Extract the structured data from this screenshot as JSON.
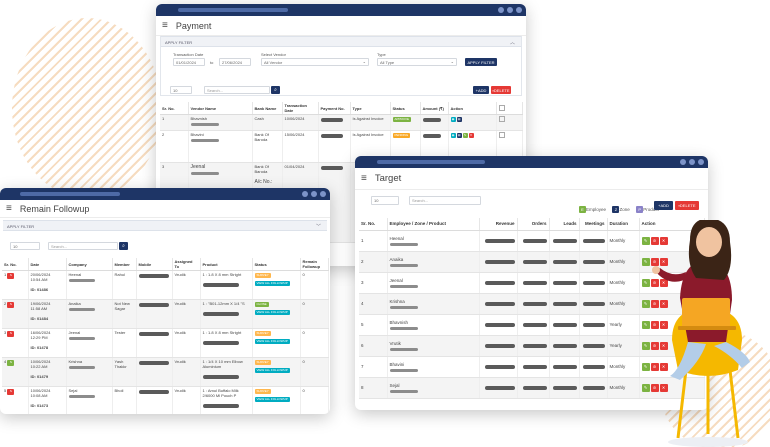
{
  "colors": {
    "navy": "#1e3566",
    "green": "#7cb342",
    "yellow": "#f9a825",
    "teal": "#00acc1",
    "red": "#e53935",
    "lavender": "#8a82c8",
    "orange": "#ffb74d"
  },
  "payment": {
    "title": "Payment",
    "filter_label": "APPLY FILTER",
    "transaction_date_label": "Transaction Date",
    "date_from": "01/01/2024",
    "to_label": "to",
    "date_to": "27/06/2024",
    "vendor_label": "Select Vendor",
    "vendor_value": "All Vendor",
    "type_label": "Type",
    "type_value": "All Type",
    "apply_btn": "APPLY FILTER",
    "page_size": "10",
    "search_placeholder": "Search...",
    "add_btn": "ADD",
    "delete_btn": "DELETE",
    "columns": [
      "Sr. No.",
      "Vendor Name",
      "Bank Name",
      "Transaction Date",
      "Payment No.",
      "Type",
      "Status",
      "Amount (₹)",
      "Action",
      ""
    ],
    "rows": [
      {
        "sr": "1",
        "vendor": "Bhavnish",
        "bank": "Cash",
        "date": "10/06/2024",
        "type": "Is Against Invoice",
        "status": "APPROVE",
        "status_color": "green"
      },
      {
        "sr": "2",
        "vendor": "Bhavini",
        "bank": "Bank Of Baroda",
        "date": "15/06/2024",
        "type": "Is Against Invoice",
        "status": "PENDING",
        "status_color": "yellow"
      },
      {
        "sr": "3",
        "vendor": "Jeenal",
        "bank": "Bank Of Baroda",
        "bank2": "A/c No.:",
        "date": "01/04/2024",
        "type": "",
        "status": "",
        "status_color": ""
      }
    ]
  },
  "followup": {
    "title": "Remain Followup",
    "filter_label": "APPLY FILTER",
    "page_size": "10",
    "search_placeholder": "Search...",
    "columns": [
      "Sr. No.",
      "Date",
      "Company",
      "Member",
      "Mobile",
      "Assigned To",
      "Product",
      "Status",
      "Remain Followup"
    ],
    "view_all": "VIEW ALL FOLLOWUP",
    "rows": [
      {
        "sr": "1",
        "badge_color": "red",
        "date": "20/06/2024",
        "time": "10:54 AM",
        "id": "ID: 01486",
        "company": "Heenal",
        "member": "Rahul",
        "assigned": "Vrudik",
        "product": "1 : 1.8 X 8 mm Stright",
        "status": "SURVEY",
        "status_color": "orange",
        "remain": "0"
      },
      {
        "sr": "2",
        "badge_color": "red",
        "date": "19/06/2024",
        "time": "11:58 AM",
        "id": "ID: 01484",
        "company": "Anaika",
        "member": "Not New Sagar",
        "assigned": "Vrudik",
        "product": "1 : \"B01-12mm X 1/4 \"S",
        "status": "CLOSE",
        "status_color": "green",
        "remain": "0"
      },
      {
        "sr": "3",
        "badge_color": "red",
        "date": "16/06/2024",
        "time": "12:29 PM",
        "id": "ID: 01478",
        "company": "Jeenal",
        "member": "Tester",
        "assigned": "Vrudik",
        "product": "1 : 1.8 X 8 mm Stright",
        "status": "SURVEY",
        "status_color": "orange",
        "remain": "0"
      },
      {
        "sr": "4",
        "badge_color": "green",
        "date": "10/06/2024",
        "time": "10:22 AM",
        "id": "ID: 01479",
        "company": "Krishna",
        "member": "Yash Thakkr",
        "assigned": "Vrudik",
        "product": "1 : 1/4 X 10 mm Elbow Aluminium",
        "status": "SURVEY",
        "status_color": "orange",
        "remain": "0"
      },
      {
        "sr": "5",
        "badge_color": "red",
        "date": "10/06/2024",
        "time": "10:08 AM",
        "id": "ID: 01473",
        "company": "Sejal",
        "member": "Bhoil",
        "assigned": "Vrudik",
        "product": "1 : Amul Buffalo Milk 2/6000 Ml Pouch P",
        "status": "SURVEY",
        "status_color": "orange",
        "remain": "0"
      }
    ]
  },
  "target": {
    "title": "Target",
    "page_size": "10",
    "search_placeholder": "Search...",
    "legend": [
      {
        "key": "E",
        "label": "Employee",
        "color": "green"
      },
      {
        "key": "Z",
        "label": "Zone",
        "color": "navy"
      },
      {
        "key": "P",
        "label": "Product",
        "color": "lavender"
      }
    ],
    "add_btn": "ADD",
    "delete_btn": "DELETE",
    "columns": [
      "Sr. No.",
      "Employee / Zone / Product",
      "Revenue",
      "Orders",
      "Leads",
      "Meetings",
      "Duration",
      "Action"
    ],
    "rows": [
      {
        "sr": "1",
        "name": "Heenal",
        "duration": "Monthly"
      },
      {
        "sr": "2",
        "name": "Anaika",
        "duration": "Monthly"
      },
      {
        "sr": "3",
        "name": "Jeenal",
        "duration": "Monthly"
      },
      {
        "sr": "4",
        "name": "Krishna",
        "duration": "Monthly"
      },
      {
        "sr": "5",
        "name": "Bhavnish",
        "duration": "Yearly"
      },
      {
        "sr": "6",
        "name": "Vrutik",
        "duration": "Yearly"
      },
      {
        "sr": "7",
        "name": "Bhavini",
        "duration": "Monthly"
      },
      {
        "sr": "8",
        "name": "Sejal",
        "duration": "Monthly"
      }
    ]
  }
}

§

### The exercise
Your task is to retype all the entries exactly and leave out any pictures.

### Expected answer
Extract the structured data from this screenshot as JSON.
{
  "colors": {
    "navy": "#1e3566",
    "green": "#7cb342",
    "yellow": "#f9a825",
    "teal": "#00acc1",
    "red": "#e53935",
    "lavender": "#8a82c8",
    "orange": "#ffb74d"
  },
  "payment": {
    "title": "Payment",
    "filter_label": "APPLY FILTER",
    "transaction_date_label": "Transaction Date",
    "date_from": "01/01/2024",
    "to_label": "to",
    "date_to": "27/06/2024",
    "vendor_label": "Select Vendor",
    "vendor_value": "All Vendor",
    "type_label": "Type",
    "type_value": "All Type",
    "apply_btn": "APPLY FILTER",
    "page_size": "10",
    "search_placeholder": "Search...",
    "add_btn": "ADD",
    "delete_btn": "DELETE",
    "columns": [
      "Sr. No.",
      "Vendor Name",
      "Bank Name",
      "Transaction Date",
      "Payment No.",
      "Type",
      "Status",
      "Amount (₹)",
      "Action",
      ""
    ],
    "rows": [
      {
        "sr": "1",
        "vendor": "Bhavnish",
        "bank": "Cash",
        "date": "10/06/2024",
        "type": "Is Against Invoice",
        "status": "APPROVE",
        "status_color": "green"
      },
      {
        "sr": "2",
        "vendor": "Bhavini",
        "bank": "Bank Of Baroda",
        "date": "15/06/2024",
        "type": "Is Against Invoice",
        "status": "PENDING",
        "status_color": "yellow"
      },
      {
        "sr": "3",
        "vendor": "Jeenal",
        "bank": "Bank Of Baroda",
        "bank2": "A/c No.:",
        "date": "01/04/2024",
        "type": "",
        "status": "",
        "status_color": ""
      }
    ]
  },
  "followup": {
    "title": "Remain Followup",
    "filter_label": "APPLY FILTER",
    "page_size": "10",
    "search_placeholder": "Search...",
    "columns": [
      "Sr. No.",
      "Date",
      "Company",
      "Member",
      "Mobile",
      "Assigned To",
      "Product",
      "Status",
      "Remain Followup"
    ],
    "view_all": "VIEW ALL FOLLOWUP",
    "rows": [
      {
        "sr": "1",
        "badge_color": "red",
        "date": "20/06/2024",
        "time": "10:54 AM",
        "id": "ID: 01486",
        "company": "Heenal",
        "member": "Rahul",
        "assigned": "Vrudik",
        "product": "1 : 1.8 X 8 mm Stright",
        "status": "SURVEY",
        "status_color": "orange",
        "remain": "0"
      },
      {
        "sr": "2",
        "badge_color": "red",
        "date": "19/06/2024",
        "time": "11:58 AM",
        "id": "ID: 01484",
        "company": "Anaika",
        "member": "Not New Sagar",
        "assigned": "Vrudik",
        "product": "1 : \"B01-12mm X 1/4 \"S",
        "status": "CLOSE",
        "status_color": "green",
        "remain": "0"
      },
      {
        "sr": "3",
        "badge_color": "red",
        "date": "16/06/2024",
        "time": "12:29 PM",
        "id": "ID: 01478",
        "company": "Jeenal",
        "member": "Tester",
        "assigned": "Vrudik",
        "product": "1 : 1.8 X 8 mm Stright",
        "status": "SURVEY",
        "status_color": "orange",
        "remain": "0"
      },
      {
        "sr": "4",
        "badge_color": "green",
        "date": "10/06/2024",
        "time": "10:22 AM",
        "id": "ID: 01479",
        "company": "Krishna",
        "member": "Yash Thakkr",
        "assigned": "Vrudik",
        "product": "1 : 1/4 X 10 mm Elbow Aluminium",
        "status": "SURVEY",
        "status_color": "orange",
        "remain": "0"
      },
      {
        "sr": "5",
        "badge_color": "red",
        "date": "10/06/2024",
        "time": "10:08 AM",
        "id": "ID: 01473",
        "company": "Sejal",
        "member": "Bhoil",
        "assigned": "Vrudik",
        "product": "1 : Amul Buffalo Milk 2/6000 Ml Pouch P",
        "status": "SURVEY",
        "status_color": "orange",
        "remain": "0"
      }
    ]
  },
  "target": {
    "title": "Target",
    "page_size": "10",
    "search_placeholder": "Search...",
    "legend": [
      {
        "key": "E",
        "label": "Employee",
        "color": "green"
      },
      {
        "key": "Z",
        "label": "Zone",
        "color": "navy"
      },
      {
        "key": "P",
        "label": "Product",
        "color": "lavender"
      }
    ],
    "add_btn": "ADD",
    "delete_btn": "DELETE",
    "columns": [
      "Sr. No.",
      "Employee / Zone / Product",
      "Revenue",
      "Orders",
      "Leads",
      "Meetings",
      "Duration",
      "Action"
    ],
    "rows": [
      {
        "sr": "1",
        "name": "Heenal",
        "duration": "Monthly"
      },
      {
        "sr": "2",
        "name": "Anaika",
        "duration": "Monthly"
      },
      {
        "sr": "3",
        "name": "Jeenal",
        "duration": "Monthly"
      },
      {
        "sr": "4",
        "name": "Krishna",
        "duration": "Monthly"
      },
      {
        "sr": "5",
        "name": "Bhavnish",
        "duration": "Yearly"
      },
      {
        "sr": "6",
        "name": "Vrutik",
        "duration": "Yearly"
      },
      {
        "sr": "7",
        "name": "Bhavini",
        "duration": "Monthly"
      },
      {
        "sr": "8",
        "name": "Sejal",
        "duration": "Monthly"
      }
    ]
  }
}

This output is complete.